Scan the listing below and copy every line holding "WHERE".

* begin Exercise material *

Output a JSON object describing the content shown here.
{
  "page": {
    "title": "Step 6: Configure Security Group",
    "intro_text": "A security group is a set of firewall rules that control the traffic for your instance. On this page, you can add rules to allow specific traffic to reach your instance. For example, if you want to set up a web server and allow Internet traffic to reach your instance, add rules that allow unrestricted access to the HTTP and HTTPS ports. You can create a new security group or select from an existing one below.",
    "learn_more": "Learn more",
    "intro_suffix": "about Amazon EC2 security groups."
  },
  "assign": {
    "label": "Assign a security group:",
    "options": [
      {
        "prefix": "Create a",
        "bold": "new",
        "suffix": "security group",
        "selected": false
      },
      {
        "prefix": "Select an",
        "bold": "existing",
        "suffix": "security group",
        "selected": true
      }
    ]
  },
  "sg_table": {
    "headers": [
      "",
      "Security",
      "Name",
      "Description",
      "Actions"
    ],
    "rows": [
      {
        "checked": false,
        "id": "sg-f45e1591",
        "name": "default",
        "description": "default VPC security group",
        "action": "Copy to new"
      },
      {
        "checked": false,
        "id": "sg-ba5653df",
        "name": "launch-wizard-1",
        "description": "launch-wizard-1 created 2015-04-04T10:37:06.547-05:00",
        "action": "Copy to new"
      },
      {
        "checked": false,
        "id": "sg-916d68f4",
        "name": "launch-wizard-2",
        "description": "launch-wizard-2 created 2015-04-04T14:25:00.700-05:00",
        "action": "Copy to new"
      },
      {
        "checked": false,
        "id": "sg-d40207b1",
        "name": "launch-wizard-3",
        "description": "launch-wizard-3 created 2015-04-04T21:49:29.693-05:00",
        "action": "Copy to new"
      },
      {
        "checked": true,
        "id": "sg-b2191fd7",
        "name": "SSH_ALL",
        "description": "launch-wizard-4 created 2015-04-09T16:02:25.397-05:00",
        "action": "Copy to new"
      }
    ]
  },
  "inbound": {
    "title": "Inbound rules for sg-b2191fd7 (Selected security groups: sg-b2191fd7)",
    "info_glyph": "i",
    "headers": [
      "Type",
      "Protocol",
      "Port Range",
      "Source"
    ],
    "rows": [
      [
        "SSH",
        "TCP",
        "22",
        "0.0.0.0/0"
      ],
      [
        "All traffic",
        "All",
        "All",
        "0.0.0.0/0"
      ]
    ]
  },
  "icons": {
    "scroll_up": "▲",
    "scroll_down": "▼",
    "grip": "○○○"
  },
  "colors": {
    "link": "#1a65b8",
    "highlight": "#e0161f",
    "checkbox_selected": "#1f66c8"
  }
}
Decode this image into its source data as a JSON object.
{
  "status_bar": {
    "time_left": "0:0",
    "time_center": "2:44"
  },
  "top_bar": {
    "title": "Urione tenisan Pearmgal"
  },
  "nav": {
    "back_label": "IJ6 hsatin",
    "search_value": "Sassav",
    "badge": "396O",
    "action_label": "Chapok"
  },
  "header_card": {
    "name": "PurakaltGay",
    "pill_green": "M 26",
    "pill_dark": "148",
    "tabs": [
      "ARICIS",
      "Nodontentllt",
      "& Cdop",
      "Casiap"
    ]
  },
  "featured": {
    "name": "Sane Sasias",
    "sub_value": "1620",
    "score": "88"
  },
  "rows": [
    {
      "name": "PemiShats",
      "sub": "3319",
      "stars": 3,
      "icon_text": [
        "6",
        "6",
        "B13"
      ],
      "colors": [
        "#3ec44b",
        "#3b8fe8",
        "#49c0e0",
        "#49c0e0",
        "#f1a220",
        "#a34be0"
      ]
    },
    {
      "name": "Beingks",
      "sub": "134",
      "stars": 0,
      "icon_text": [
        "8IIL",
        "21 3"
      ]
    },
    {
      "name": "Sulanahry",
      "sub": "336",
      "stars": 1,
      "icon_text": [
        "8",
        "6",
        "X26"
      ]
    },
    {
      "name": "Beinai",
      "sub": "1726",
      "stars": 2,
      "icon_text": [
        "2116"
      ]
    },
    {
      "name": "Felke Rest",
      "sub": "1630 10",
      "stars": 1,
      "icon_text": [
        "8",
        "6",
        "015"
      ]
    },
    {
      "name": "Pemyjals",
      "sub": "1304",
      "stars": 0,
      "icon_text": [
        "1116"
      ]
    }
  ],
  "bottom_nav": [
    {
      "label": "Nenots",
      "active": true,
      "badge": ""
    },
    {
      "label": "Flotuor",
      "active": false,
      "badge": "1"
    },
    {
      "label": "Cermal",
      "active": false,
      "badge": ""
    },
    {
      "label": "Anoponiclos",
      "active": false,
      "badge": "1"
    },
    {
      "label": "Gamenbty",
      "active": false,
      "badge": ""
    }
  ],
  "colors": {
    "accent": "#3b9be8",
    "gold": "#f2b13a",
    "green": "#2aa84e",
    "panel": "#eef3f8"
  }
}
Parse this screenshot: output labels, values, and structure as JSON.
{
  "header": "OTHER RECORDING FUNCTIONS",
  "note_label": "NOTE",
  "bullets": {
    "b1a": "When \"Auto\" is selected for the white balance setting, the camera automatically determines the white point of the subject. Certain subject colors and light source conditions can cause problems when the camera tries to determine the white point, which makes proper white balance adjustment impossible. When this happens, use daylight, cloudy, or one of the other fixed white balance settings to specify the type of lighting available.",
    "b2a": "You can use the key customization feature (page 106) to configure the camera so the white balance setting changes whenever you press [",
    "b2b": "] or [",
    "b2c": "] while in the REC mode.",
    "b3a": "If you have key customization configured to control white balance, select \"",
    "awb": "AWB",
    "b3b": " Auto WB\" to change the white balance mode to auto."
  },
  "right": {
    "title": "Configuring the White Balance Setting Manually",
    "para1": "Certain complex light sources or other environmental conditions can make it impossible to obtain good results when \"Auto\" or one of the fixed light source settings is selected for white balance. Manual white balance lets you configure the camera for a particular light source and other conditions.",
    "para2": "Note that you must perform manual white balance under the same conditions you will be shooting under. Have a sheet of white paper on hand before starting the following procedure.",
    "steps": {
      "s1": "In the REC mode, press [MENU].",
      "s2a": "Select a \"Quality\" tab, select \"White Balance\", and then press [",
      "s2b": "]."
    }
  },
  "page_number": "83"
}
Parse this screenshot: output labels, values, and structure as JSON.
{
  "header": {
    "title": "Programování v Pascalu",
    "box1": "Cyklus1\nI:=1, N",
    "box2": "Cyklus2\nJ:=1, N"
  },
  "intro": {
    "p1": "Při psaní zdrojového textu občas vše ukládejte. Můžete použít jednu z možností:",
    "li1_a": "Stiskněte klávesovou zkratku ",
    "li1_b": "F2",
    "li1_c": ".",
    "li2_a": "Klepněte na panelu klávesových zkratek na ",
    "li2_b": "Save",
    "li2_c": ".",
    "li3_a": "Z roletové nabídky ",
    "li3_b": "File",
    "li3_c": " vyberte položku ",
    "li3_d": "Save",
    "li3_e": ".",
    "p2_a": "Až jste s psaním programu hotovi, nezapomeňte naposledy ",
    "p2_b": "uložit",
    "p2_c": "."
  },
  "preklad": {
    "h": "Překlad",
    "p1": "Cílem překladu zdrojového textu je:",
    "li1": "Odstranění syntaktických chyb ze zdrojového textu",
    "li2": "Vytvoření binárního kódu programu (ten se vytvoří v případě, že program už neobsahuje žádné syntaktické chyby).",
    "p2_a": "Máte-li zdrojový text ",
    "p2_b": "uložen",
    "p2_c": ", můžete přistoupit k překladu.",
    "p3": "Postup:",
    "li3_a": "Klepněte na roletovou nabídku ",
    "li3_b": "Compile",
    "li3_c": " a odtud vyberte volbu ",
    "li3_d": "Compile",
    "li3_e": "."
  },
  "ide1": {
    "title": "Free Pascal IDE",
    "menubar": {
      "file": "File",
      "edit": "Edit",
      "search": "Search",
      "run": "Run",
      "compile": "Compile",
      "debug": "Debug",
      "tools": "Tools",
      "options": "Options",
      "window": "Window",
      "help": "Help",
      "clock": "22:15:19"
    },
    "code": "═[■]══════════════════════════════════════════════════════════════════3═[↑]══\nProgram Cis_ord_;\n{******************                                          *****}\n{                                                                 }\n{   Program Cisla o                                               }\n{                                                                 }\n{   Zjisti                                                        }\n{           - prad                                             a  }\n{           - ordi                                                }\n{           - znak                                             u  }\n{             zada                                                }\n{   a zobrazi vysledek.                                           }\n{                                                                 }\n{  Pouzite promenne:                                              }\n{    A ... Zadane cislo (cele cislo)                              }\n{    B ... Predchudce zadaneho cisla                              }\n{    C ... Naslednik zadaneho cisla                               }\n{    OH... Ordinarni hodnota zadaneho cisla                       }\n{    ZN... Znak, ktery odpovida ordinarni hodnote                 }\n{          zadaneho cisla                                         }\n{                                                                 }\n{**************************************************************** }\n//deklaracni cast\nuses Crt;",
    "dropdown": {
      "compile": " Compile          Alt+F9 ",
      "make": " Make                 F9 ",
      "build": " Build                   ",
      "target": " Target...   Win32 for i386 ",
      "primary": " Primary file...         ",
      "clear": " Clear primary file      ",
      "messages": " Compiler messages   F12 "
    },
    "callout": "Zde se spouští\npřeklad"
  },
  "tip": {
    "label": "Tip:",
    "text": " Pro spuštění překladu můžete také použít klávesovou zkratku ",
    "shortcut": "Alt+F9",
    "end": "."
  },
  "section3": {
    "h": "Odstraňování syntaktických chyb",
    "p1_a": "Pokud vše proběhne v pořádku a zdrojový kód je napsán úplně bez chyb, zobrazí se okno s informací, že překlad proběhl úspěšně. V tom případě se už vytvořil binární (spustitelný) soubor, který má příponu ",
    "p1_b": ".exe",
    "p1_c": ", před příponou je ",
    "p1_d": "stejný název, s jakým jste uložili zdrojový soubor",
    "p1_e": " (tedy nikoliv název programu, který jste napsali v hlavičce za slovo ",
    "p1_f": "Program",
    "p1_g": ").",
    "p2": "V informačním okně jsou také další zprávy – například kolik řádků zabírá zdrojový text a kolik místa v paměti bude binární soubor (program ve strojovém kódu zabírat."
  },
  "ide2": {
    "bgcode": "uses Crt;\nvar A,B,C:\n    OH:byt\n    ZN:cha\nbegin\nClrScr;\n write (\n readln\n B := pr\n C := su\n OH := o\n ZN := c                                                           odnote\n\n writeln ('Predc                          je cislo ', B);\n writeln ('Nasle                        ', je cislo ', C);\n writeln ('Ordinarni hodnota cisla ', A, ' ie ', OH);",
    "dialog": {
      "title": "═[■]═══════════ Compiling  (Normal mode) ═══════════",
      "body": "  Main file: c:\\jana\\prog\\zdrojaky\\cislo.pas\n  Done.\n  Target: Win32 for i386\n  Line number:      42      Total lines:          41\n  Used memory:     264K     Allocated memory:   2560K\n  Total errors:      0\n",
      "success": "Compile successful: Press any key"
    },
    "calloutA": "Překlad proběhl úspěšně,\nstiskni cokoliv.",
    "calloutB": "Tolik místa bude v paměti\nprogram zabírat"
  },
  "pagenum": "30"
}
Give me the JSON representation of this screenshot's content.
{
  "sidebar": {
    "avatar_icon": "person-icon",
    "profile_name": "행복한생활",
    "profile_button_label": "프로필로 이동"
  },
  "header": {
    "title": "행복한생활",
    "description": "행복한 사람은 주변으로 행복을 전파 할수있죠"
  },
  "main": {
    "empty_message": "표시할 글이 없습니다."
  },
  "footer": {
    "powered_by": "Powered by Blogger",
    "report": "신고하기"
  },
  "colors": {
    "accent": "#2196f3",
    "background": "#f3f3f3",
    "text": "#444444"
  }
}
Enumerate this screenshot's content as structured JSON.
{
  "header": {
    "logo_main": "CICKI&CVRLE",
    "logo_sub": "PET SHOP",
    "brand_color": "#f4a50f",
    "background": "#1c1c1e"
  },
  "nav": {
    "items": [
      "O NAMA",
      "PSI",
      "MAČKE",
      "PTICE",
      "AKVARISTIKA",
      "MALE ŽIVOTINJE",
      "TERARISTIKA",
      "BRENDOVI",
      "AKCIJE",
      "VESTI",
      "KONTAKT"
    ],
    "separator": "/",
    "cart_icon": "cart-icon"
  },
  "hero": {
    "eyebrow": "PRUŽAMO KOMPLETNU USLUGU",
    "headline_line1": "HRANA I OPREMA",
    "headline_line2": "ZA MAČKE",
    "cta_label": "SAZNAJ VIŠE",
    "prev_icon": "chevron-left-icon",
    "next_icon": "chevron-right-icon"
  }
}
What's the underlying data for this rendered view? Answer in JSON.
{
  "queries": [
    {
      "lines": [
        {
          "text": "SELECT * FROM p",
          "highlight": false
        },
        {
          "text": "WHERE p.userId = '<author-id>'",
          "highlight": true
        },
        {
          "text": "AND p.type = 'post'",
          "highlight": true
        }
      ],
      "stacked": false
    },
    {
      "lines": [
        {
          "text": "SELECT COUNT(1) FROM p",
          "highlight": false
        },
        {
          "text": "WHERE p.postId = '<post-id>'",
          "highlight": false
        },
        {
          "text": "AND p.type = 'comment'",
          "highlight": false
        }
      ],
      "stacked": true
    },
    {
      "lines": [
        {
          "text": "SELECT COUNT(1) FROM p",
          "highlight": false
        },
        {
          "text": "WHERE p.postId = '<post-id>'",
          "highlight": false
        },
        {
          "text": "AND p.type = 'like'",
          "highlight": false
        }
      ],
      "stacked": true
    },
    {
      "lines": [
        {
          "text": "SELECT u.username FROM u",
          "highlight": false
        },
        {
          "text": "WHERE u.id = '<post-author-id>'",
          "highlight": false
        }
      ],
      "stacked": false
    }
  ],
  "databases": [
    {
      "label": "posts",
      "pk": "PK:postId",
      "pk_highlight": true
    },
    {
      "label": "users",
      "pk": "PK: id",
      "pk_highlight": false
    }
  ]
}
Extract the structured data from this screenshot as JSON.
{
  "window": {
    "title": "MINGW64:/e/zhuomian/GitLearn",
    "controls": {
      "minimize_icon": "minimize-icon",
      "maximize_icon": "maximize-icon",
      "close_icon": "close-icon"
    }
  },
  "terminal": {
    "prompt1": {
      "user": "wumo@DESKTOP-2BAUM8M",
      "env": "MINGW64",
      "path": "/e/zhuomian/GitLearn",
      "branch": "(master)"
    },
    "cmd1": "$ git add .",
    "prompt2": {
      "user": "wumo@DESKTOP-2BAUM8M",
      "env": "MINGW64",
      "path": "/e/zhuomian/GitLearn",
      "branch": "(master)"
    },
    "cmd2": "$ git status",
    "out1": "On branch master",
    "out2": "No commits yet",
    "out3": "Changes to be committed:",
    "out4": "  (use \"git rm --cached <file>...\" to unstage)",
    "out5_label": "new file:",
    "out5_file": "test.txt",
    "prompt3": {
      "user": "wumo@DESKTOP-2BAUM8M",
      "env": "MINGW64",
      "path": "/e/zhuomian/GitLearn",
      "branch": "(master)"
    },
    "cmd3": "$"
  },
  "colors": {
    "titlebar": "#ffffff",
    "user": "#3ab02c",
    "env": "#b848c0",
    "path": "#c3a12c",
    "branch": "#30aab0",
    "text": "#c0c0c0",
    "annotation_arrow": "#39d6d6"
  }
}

* end Exercise material *

**Output of the task**:
          "text": "WHERE p.userId = '<author-id>'",
          "text": "WHERE p.postId = '<post-id>'",
          "text": "WHERE p.postId = '<post-id>'",
          "text": "WHERE u.id = '<post-author-id>'",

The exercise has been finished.